Prompt » Transcribe the whole listing below without changing a word, but leave out every image.
▬▬▬▬▬▬▬▬▬▬
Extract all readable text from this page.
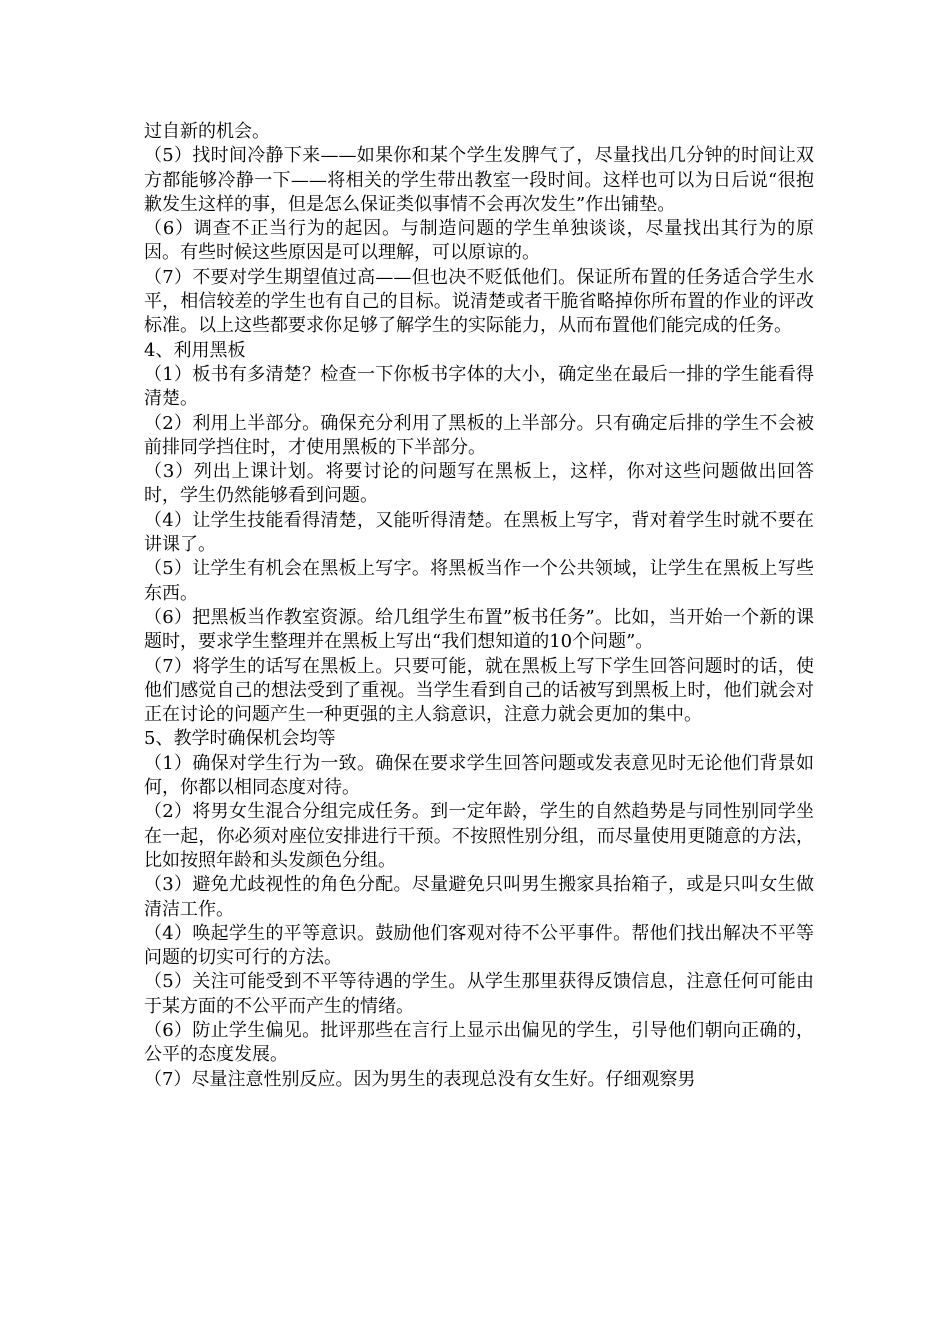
过自新的机会。

（5）找时间冷静下来——如果你和某个学生发脾气了，尽量找出几分钟的时间让双方都能够冷静一下——将相关的学生带出教室一段时间。这样也可以为日后说“很抱歉发生这样的事，但是怎么保证类似事情不会再次发生”作出铺垫。

（6）调查不正当行为的起因。与制造问题的学生单独谈谈，尽量找出其行为的原因。有些时候这些原因是可以理解，可以原谅的。

（7）不要对学生期望值过高——但也决不贬低他们。保证所布置的任务适合学生水平，相信较差的学生也有自己的目标。说清楚或者干脆省略掉你所布置的作业的评改标准。以上这些都要求你足够了解学生的实际能力，从而布置他们能完成的任务。

4、利用黑板

（1）板书有多清楚？检查一下你板书字体的大小，确定坐在最后一排的学生能看得清楚。

（2）利用上半部分。确保充分利用了黑板的上半部分。只有确定后排的学生不会被前排同学挡住时，才使用黑板的下半部分。

（3）列出上课计划。将要讨论的问题写在黑板上，这样，你对这些问题做出回答时，学生仍然能够看到问题。

（4）让学生技能看得清楚，又能听得清楚。在黑板上写字，背对着学生时就不要在讲课了。

（5）让学生有机会在黑板上写字。将黑板当作一个公共领域，让学生在黑板上写些东西。

（6）把黑板当作教室资源。给几组学生布置”板书任务”。比如，当开始一个新的课题时，要求学生整理并在黑板上写出“我们想知道的10个问题”。

（7）将学生的话写在黑板上。只要可能，就在黑板上写下学生回答问题时的话，使他们感觉自己的想法受到了重视。当学生看到自己的话被写到黑板上时，他们就会对正在讨论的问题产生一种更强的主人翁意识，注意力就会更加的集中。

5、教学时确保机会均等

（1）确保对学生行为一致。确保在要求学生回答问题或发表意见时无论他们背景如何，你都以相同态度对待。

（2）将男女生混合分组完成任务。到一定年龄，学生的自然趋势是与同性别同学坐在一起，你必须对座位安排进行干预。不按照性别分组，而尽量使用更随意的方法，比如按照年龄和头发颜色分组。

（3）避免尤歧视性的角色分配。尽量避免只叫男生搬家具抬箱子，或是只叫女生做清洁工作。

（4）唤起学生的平等意识。鼓励他们客观对待不公平事件。帮他们找出解决不平等问题的切实可行的方法。

（5）关注可能受到不平等待遇的学生。从学生那里获得反馈信息，注意任何可能由于某方面的不公平而产生的情绪。

（6）防止学生偏见。批评那些在言行上显示出偏见的学生，引导他们朝向正确的，公平的态度发展。

（7）尽量注意性别反应。因为男生的表现总没有女生好。仔细观察男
▬▬▬▬▬▬▬▬▬▬
Result of the exercise »
Extract all readable text from this page.
过自新的机会。

（5）找时间冷静下来——如果你和某个学生发脾气了，尽量找出几分钟的时间让双方都能够冷静一下——将相关的学生带出教室一段时间。这样也可以为日后说“很抱歉发生这样的事，但是怎么保证类似事情不会再次发生”作出铺垫。

（6）调查不正当行为的起因。与制造问题的学生单独谈谈，尽量找出其行为的原因。有些时候这些原因是可以理解，可以原谅的。

（7）不要对学生期望值过高——但也决不贬低他们。保证所布置的任务适合学生水平，相信较差的学生也有自己的目标。说清楚或者干脆省略掉你所布置的作业的评改标准。以上这些都要求你足够了解学生的实际能力，从而布置他们能完成的任务。

4、利用黑板

（1）板书有多清楚？检查一下你板书字体的大小，确定坐在最后一排的学生能看得清楚。

（2）利用上半部分。确保充分利用了黑板的上半部分。只有确定后排的学生不会被前排同学挡住时，才使用黑板的下半部分。

（3）列出上课计划。将要讨论的问题写在黑板上，这样，你对这些问题做出回答时，学生仍然能够看到问题。

（4）让学生技能看得清楚，又能听得清楚。在黑板上写字，背对着学生时就不要在讲课了。

（5）让学生有机会在黑板上写字。将黑板当作一个公共领域，让学生在黑板上写些东西。

（6）把黑板当作教室资源。给几组学生布置”板书任务”。比如，当开始一个新的课题时，要求学生整理并在黑板上写出“我们想知道的10个问题”。

（7）将学生的话写在黑板上。只要可能，就在黑板上写下学生回答问题时的话，使他们感觉自己的想法受到了重视。当学生看到自己的话被写到黑板上时，他们就会对正在讨论的问题产生一种更强的主人翁意识，注意力就会更加的集中。

5、教学时确保机会均等

（1）确保对学生行为一致。确保在要求学生回答问题或发表意见时无论他们背景如何，你都以相同态度对待。

（2）将男女生混合分组完成任务。到一定年龄，学生的自然趋势是与同性别同学坐在一起，你必须对座位安排进行干预。不按照性别分组，而尽量使用更随意的方法，比如按照年龄和头发颜色分组。

（3）避免尤歧视性的角色分配。尽量避免只叫男生搬家具抬箱子，或是只叫女生做清洁工作。

（4）唤起学生的平等意识。鼓励他们客观对待不公平事件。帮他们找出解决不平等问题的切实可行的方法。

（5）关注可能受到不平等待遇的学生。从学生那里获得反馈信息，注意任何可能由于某方面的不公平而产生的情绪。

（6）防止学生偏见。批评那些在言行上显示出偏见的学生，引导他们朝向正确的，公平的态度发展。

（7）尽量注意性别反应。因为男生的表现总没有女生好。仔细观察男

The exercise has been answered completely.